* _Short exercise_: Copy every record below exactly.

* _Saved entries_:
## begin

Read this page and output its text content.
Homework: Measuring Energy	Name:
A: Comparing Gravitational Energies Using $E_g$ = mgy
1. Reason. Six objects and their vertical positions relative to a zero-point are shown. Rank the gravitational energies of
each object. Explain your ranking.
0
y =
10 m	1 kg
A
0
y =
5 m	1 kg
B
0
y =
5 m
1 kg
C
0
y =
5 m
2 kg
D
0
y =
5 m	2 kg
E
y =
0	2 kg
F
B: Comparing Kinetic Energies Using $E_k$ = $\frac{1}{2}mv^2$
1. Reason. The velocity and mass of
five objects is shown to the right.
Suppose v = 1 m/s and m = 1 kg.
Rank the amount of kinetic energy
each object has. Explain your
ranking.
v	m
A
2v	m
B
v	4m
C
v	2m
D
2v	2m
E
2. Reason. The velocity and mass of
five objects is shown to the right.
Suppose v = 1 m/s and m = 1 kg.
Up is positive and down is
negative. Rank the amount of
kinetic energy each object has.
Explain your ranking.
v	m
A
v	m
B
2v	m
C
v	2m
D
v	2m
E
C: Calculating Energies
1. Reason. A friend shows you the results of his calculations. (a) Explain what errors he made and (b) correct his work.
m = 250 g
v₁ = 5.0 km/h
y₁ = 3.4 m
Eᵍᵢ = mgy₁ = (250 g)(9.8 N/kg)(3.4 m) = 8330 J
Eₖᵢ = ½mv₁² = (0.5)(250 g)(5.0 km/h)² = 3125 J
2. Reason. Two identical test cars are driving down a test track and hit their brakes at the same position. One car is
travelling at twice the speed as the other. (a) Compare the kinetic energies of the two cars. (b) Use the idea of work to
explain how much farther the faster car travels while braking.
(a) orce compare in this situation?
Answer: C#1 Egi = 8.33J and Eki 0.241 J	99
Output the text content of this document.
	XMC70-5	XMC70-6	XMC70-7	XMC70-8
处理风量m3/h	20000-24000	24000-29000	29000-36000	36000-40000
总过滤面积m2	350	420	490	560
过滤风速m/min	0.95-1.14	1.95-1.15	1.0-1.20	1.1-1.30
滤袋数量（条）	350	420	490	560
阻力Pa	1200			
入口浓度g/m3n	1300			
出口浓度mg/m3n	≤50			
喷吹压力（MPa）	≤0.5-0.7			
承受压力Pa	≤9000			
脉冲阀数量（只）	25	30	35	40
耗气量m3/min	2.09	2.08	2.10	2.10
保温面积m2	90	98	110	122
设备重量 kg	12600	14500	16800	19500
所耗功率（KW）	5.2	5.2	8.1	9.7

## end

* _Written solution_:
Read this page and output its text content.
Homework: Measuring Energy	Name:
A: Comparing Gravitational Energies Using $E_g$ = mgy
1. Reason. Six objects and their vertical positions relative to a zero-point are shown. Rank the gravitational energies of
each object. Explain your ranking.
0
y =
10 m	1 kg
A
0
y =
5 m	1 kg
B
0
y =
5 m
1 kg
C
0
y =
5 m
2 kg
D
0
y =
5 m	2 kg
E
y =
0	2 kg
F
B: Comparing Kinetic Energies Using $E_k$ = $\frac{1}{2}mv^2$
1. Reason. The velocity and mass of
five objects is shown to the right.
Suppose v = 1 m/s and m = 1 kg.
Rank the amount of kinetic energy
each object has. Explain your
ranking.
v	m
A
2v	m
B
v	4m
C
v	2m
D
2v	2m
E
2. Reason. The velocity and mass of
five objects is shown to the right.
Suppose v = 1 m/s and m = 1 kg.
Up is positive and down is
negative. Rank the amount of
kinetic energy each object has.
Explain your ranking.
v	m
A
v	m
B
2v	m
C
v	2m
D
v	2m
E
C: Calculating Energies
1. Reason. A friend shows you the results of his calculations. (a) Explain what errors he made and (b) correct his work.
m = 250 g
v₁ = 5.0 km/h
y₁ = 3.4 m
Eᵍᵢ = mgy₁ = (250 g)(9.8 N/kg)(3.4 m) = 8330 J
Eₖᵢ = ½mv₁² = (0.5)(250 g)(5.0 km/h)² = 3125 J
2. Reason. Two identical test cars are driving down a test track and hit their brakes at the same position. One car is
travelling at twice the speed as the other. (a) Compare the kinetic energies of the two cars. (b) Use the idea of work to
explain how much farther the faster car travels while braking.
(a) orce compare in this situation?
Answer: C#1 Egi = 8.33J and Eki 0.241 J	99
Output the text content of this document.
	XMC70-5	XMC70-6	XMC70-7	XMC70-8
处理风量m3/h	20000-24000	24000-29000	29000-36000	36000-40000
总过滤面积m2	350	420	490	560
过滤风速m/min	0.95-1.14	1.95-1.15	1.0-1.20	1.1-1.30
滤袋数量（条）	350	420	490	560
阻力Pa	1200			
入口浓度g/m3n	1300			
出口浓度mg/m3n	≤50			
喷吹压力（MPa）	≤0.5-0.7			
承受压力Pa	≤9000			
脉冲阀数量（只）	25	30	35	40
耗气量m3/min	2.09	2.08	2.10	2.10
保温面积m2	90	98	110	122
设备重量 kg	12600	14500	16800	19500
所耗功率（KW）	5.2	5.2	8.1	9.7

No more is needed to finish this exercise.